What to produce: Tally the lines holding the word "screenshot" and state the count by itself.

== Supplied records

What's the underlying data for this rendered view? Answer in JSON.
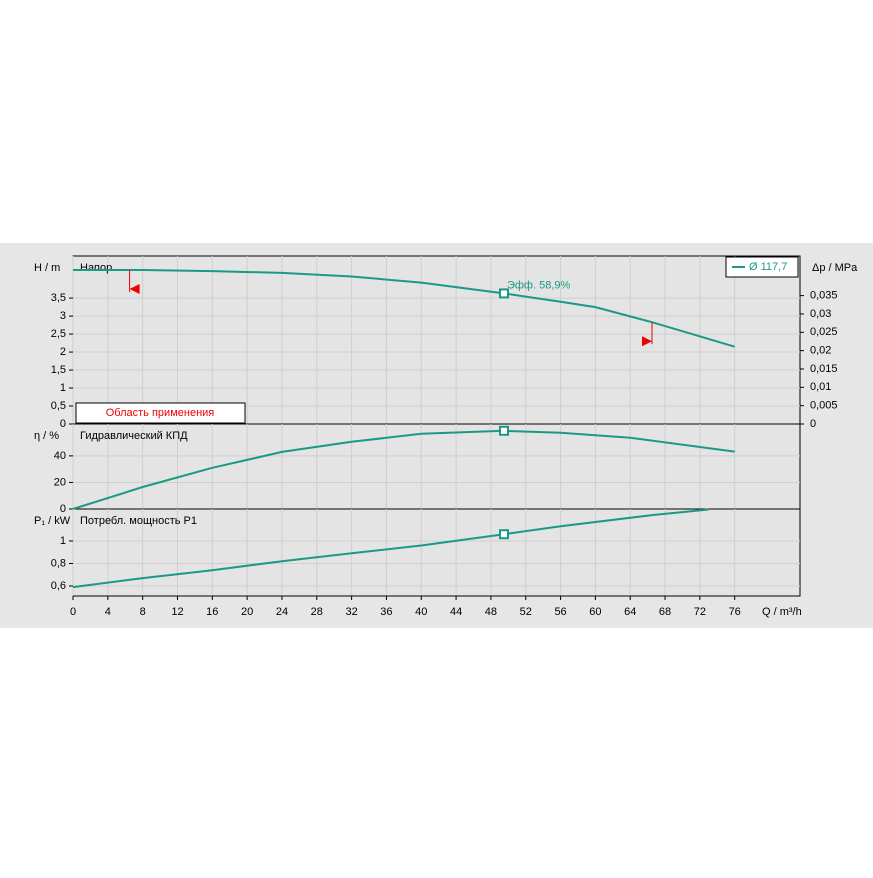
{
  "chart_data": [
    {
      "type": "line",
      "title": "Напор",
      "ylabel": "H / m",
      "y2label": "Δp / MPa",
      "annotation": "Эфф.  58,9%",
      "range_label": "Область применения",
      "range": [
        6.5,
        66.5
      ],
      "x": [
        0,
        8,
        16,
        24,
        32,
        40,
        49.5,
        56,
        60,
        66.5,
        76
      ],
      "series": [
        {
          "name": "Ø 117,7",
          "color": "#1a9a84",
          "values": [
            4.28,
            4.28,
            4.25,
            4.2,
            4.1,
            3.93,
            3.63,
            3.4,
            3.25,
            2.83,
            2.15
          ]
        }
      ],
      "duty_point": {
        "x": 49.5,
        "y": 3.63
      },
      "xlim": [
        0,
        83.5
      ],
      "ylim": [
        0,
        4.67
      ],
      "yticks": [
        0,
        {
          "value": 0.5,
          "label": "0,5"
        },
        1,
        {
          "value": 1.5,
          "label": "1,5"
        },
        2,
        {
          "value": 2.5,
          "label": "2,5"
        },
        3,
        {
          "value": 3.5,
          "label": "3,5"
        }
      ],
      "y2lim": [
        0,
        0.0458
      ],
      "y2ticks": [
        0,
        {
          "value": 0.005,
          "label": "0,005"
        },
        {
          "value": 0.01,
          "label": "0,01"
        },
        {
          "value": 0.015,
          "label": "0,015"
        },
        {
          "value": 0.02,
          "label": "0,02"
        },
        {
          "value": 0.025,
          "label": "0,025"
        },
        {
          "value": 0.03,
          "label": "0,03"
        },
        {
          "value": 0.035,
          "label": "0,035"
        }
      ],
      "grid": true
    },
    {
      "type": "line",
      "title": "Гидравлический КПД",
      "ylabel": "η / %",
      "x": [
        0,
        8,
        16,
        24,
        32,
        40,
        49.5,
        56,
        64,
        76
      ],
      "series": [
        {
          "color": "#1a9a84",
          "values": [
            0,
            16.6,
            31,
            43,
            50.6,
            56.6,
            58.9,
            57.4,
            53.7,
            43.2
          ]
        }
      ],
      "duty_point": {
        "x": 49.5,
        "y": 58.9
      },
      "xlim": [
        0,
        83.5
      ],
      "ylim": [
        0,
        64
      ],
      "yticks": [
        0,
        20,
        40
      ],
      "grid": true
    },
    {
      "type": "line",
      "title": "Потребл. мощность P1",
      "ylabel": "P₁ / kW",
      "xlabel": "Q / m³/h",
      "x": [
        0,
        8,
        16,
        24,
        32,
        40,
        49.5,
        56,
        66.5,
        73
      ],
      "series": [
        {
          "color": "#1a9a84",
          "values": [
            0.59,
            0.67,
            0.74,
            0.82,
            0.89,
            0.96,
            1.06,
            1.13,
            1.23,
            1.28
          ]
        }
      ],
      "duty_point": {
        "x": 49.5,
        "y": 1.06
      },
      "xlim": [
        0,
        83.5
      ],
      "ylim": [
        0.511,
        1.284
      ],
      "yticks": [
        {
          "value": 0.6,
          "label": "0,6"
        },
        {
          "value": 0.8,
          "label": "0,8"
        },
        1
      ],
      "xticks": [
        0,
        4,
        8,
        12,
        16,
        20,
        24,
        28,
        32,
        36,
        40,
        44,
        48,
        52,
        56,
        60,
        64,
        68,
        72,
        76
      ],
      "grid": true
    }
  ]
}
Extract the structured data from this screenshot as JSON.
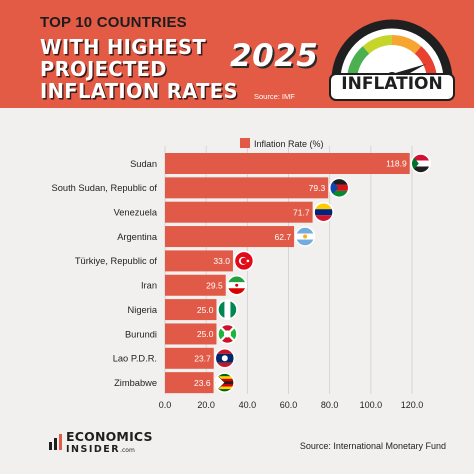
{
  "header": {
    "kicker": "TOP 10 COUNTRIES",
    "title_line1": "WITH HIGHEST",
    "title_line2": "PROJECTED",
    "title_line3": "INFLATION RATES",
    "year": "2025",
    "source_tag": "Source: IMF",
    "gauge_label": "INFLATION"
  },
  "footer": {
    "brand_top": "ECONOMICS",
    "brand_bottom": "INSIDER",
    "brand_suffix": ".com",
    "source": "Source: International Monetary Fund"
  },
  "colors": {
    "accent": "#e35a45",
    "bar": "#e05a47",
    "background": "#f1f0ef"
  },
  "chart_data": {
    "type": "bar",
    "orientation": "horizontal",
    "legend": "top",
    "series": [
      {
        "name": "Inflation Rate (%)",
        "values": [
          118.9,
          79.3,
          71.7,
          62.7,
          33.0,
          29.5,
          25.0,
          25.0,
          23.7,
          23.6
        ]
      }
    ],
    "categories": [
      "Sudan",
      "South Sudan, Republic of",
      "Venezuela",
      "Argentina",
      "Türkiye, Republic of",
      "Iran",
      "Nigeria",
      "Burundi",
      "Lao P.D.R.",
      "Zimbabwe"
    ],
    "value_labels": [
      "118.9",
      "79.3",
      "71.7",
      "62.7",
      "33.0",
      "29.5",
      "25.0",
      "25.0",
      "23.7",
      "23.6"
    ],
    "xticks": [
      "0.0",
      "20.0",
      "40.0",
      "60.0",
      "80.0",
      "100.0",
      "120.0"
    ],
    "xtick_values": [
      0,
      20,
      40,
      60,
      80,
      100,
      120
    ],
    "xlim": [
      0,
      120
    ],
    "grid": true,
    "flags": [
      "sudan-flag-icon",
      "south-sudan-flag-icon",
      "venezuela-flag-icon",
      "argentina-flag-icon",
      "turkiye-flag-icon",
      "iran-flag-icon",
      "nigeria-flag-icon",
      "burundi-flag-icon",
      "laos-flag-icon",
      "zimbabwe-flag-icon"
    ]
  }
}
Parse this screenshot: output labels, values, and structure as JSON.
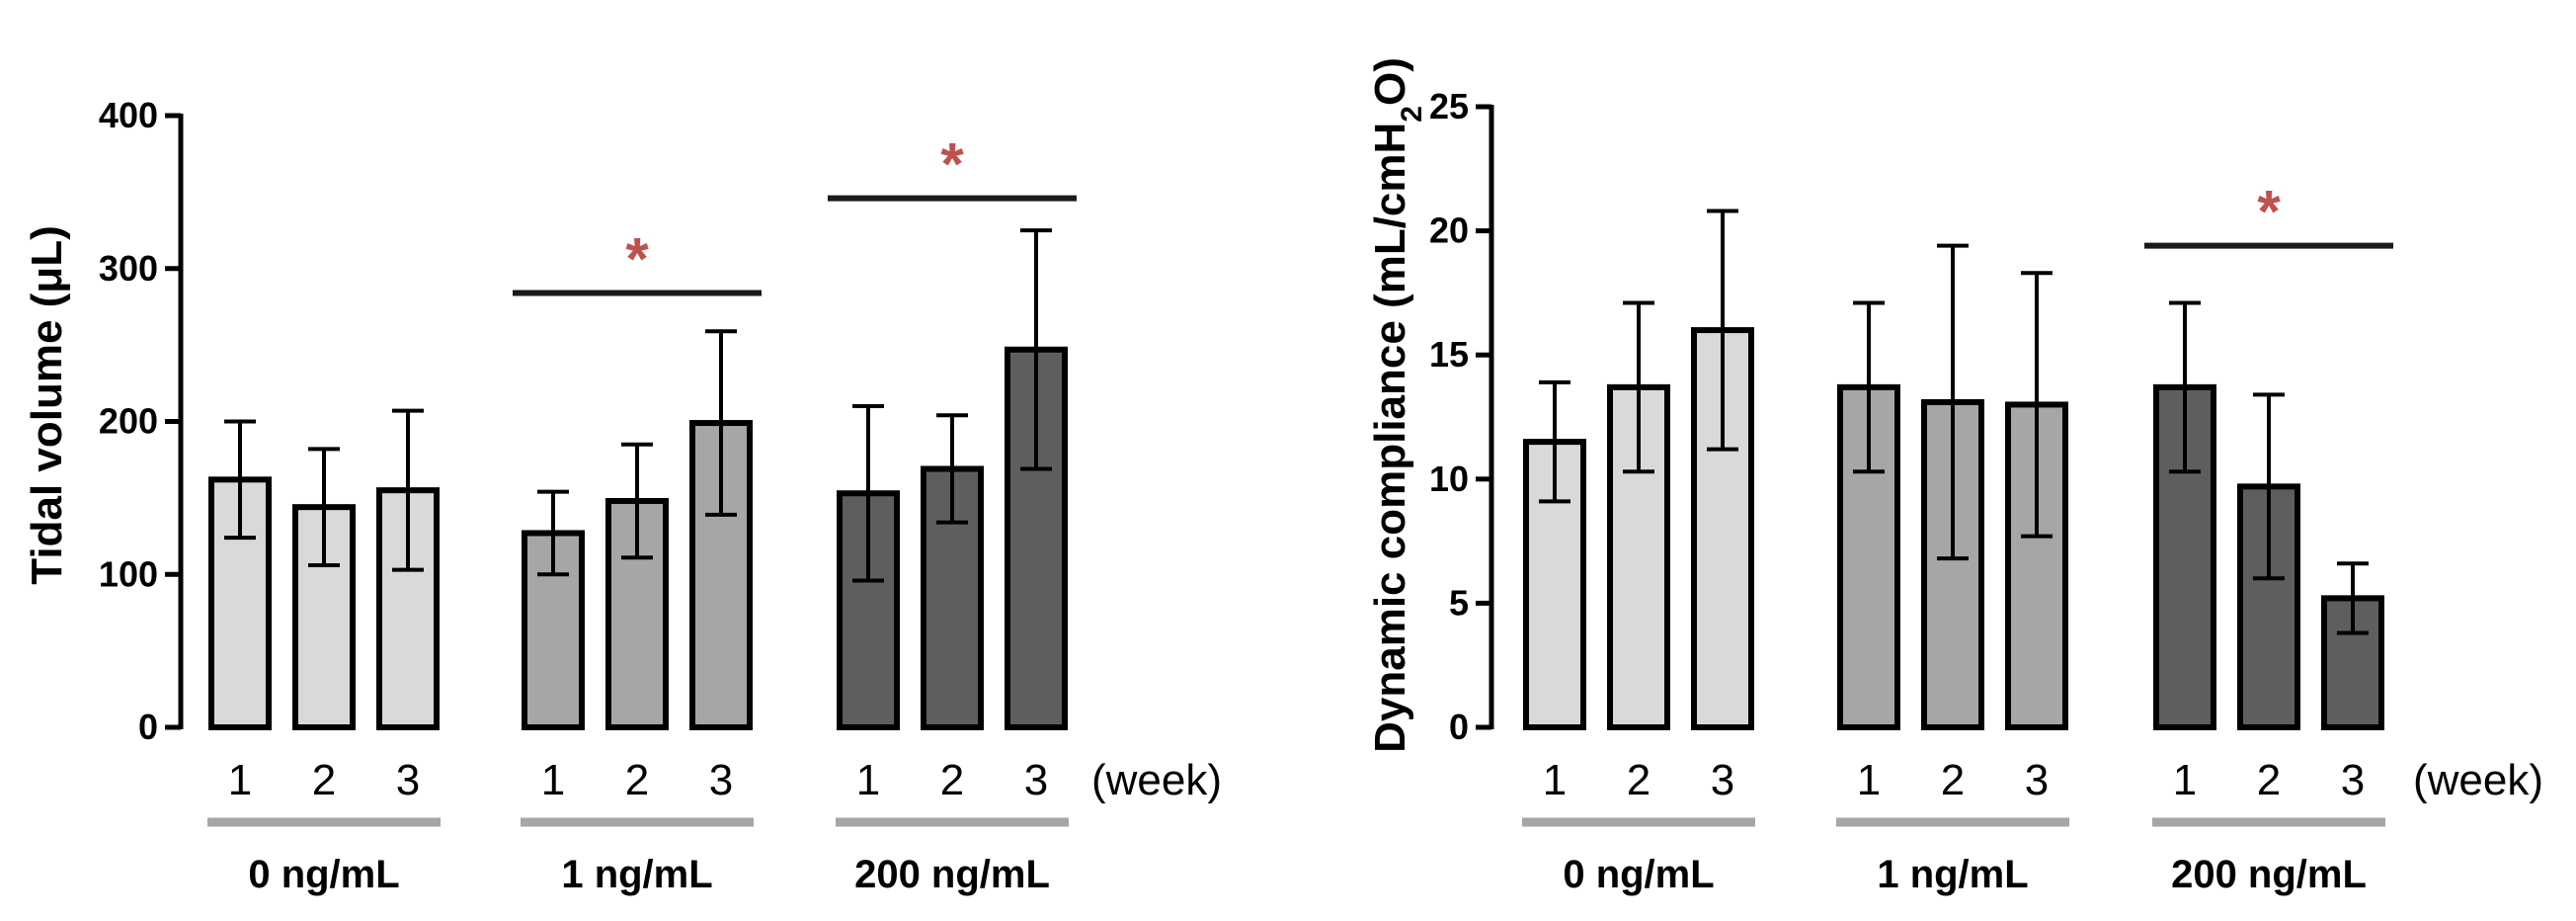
{
  "colors": {
    "group_0": "#d9d9d9",
    "group_1": "#a6a6a8",
    "group_2": "#5e5e5f",
    "underline": "#a6a6a6",
    "significance": "#c0504d",
    "axis": "#000000"
  },
  "chart_data": [
    {
      "type": "bar",
      "ylabel": "Tidal volume (μL)",
      "ylim": [
        0,
        400
      ],
      "yticks": [
        0,
        100,
        200,
        300,
        400
      ],
      "x_unit_label": "(week)",
      "groups": [
        {
          "name": "0 ng/mL",
          "categories": [
            "1",
            "2",
            "3"
          ],
          "values": [
            162,
            144,
            155
          ],
          "errors": [
            38,
            38,
            52
          ]
        },
        {
          "name": "1 ng/mL",
          "categories": [
            "1",
            "2",
            "3"
          ],
          "values": [
            127,
            148,
            199
          ],
          "errors": [
            27,
            37,
            60
          ]
        },
        {
          "name": "200 ng/mL",
          "categories": [
            "1",
            "2",
            "3"
          ],
          "values": [
            153,
            169,
            247
          ],
          "errors": [
            57,
            35,
            78
          ]
        }
      ],
      "significance": [
        {
          "group": 1,
          "from": 0,
          "to": 2,
          "label": "*",
          "level": 284
        },
        {
          "group": 2,
          "from": 0,
          "to": 2,
          "label": "*",
          "level": 346
        }
      ]
    },
    {
      "type": "bar",
      "ylabel_main": "Dynamic compliance (mL/cmH",
      "ylabel_sub": "2",
      "ylabel_end": "O)",
      "ylim": [
        0,
        25
      ],
      "yticks": [
        0,
        5,
        10,
        15,
        20,
        25
      ],
      "x_unit_label": "(week)",
      "groups": [
        {
          "name": "0 ng/mL",
          "categories": [
            "1",
            "2",
            "3"
          ],
          "values": [
            11.5,
            13.7,
            16.0
          ],
          "errors": [
            2.4,
            3.4,
            4.8
          ]
        },
        {
          "name": "1 ng/mL",
          "categories": [
            "1",
            "2",
            "3"
          ],
          "values": [
            13.7,
            13.1,
            13.0
          ],
          "errors": [
            3.4,
            6.3,
            5.3
          ]
        },
        {
          "name": "200 ng/mL",
          "categories": [
            "1",
            "2",
            "3"
          ],
          "values": [
            13.7,
            9.7,
            5.2
          ],
          "errors": [
            3.4,
            3.7,
            1.4
          ]
        }
      ],
      "significance": [
        {
          "group": 2,
          "from": 0,
          "to": 2,
          "label": "*",
          "level": 19.4
        }
      ]
    }
  ]
}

====

Task answer: 2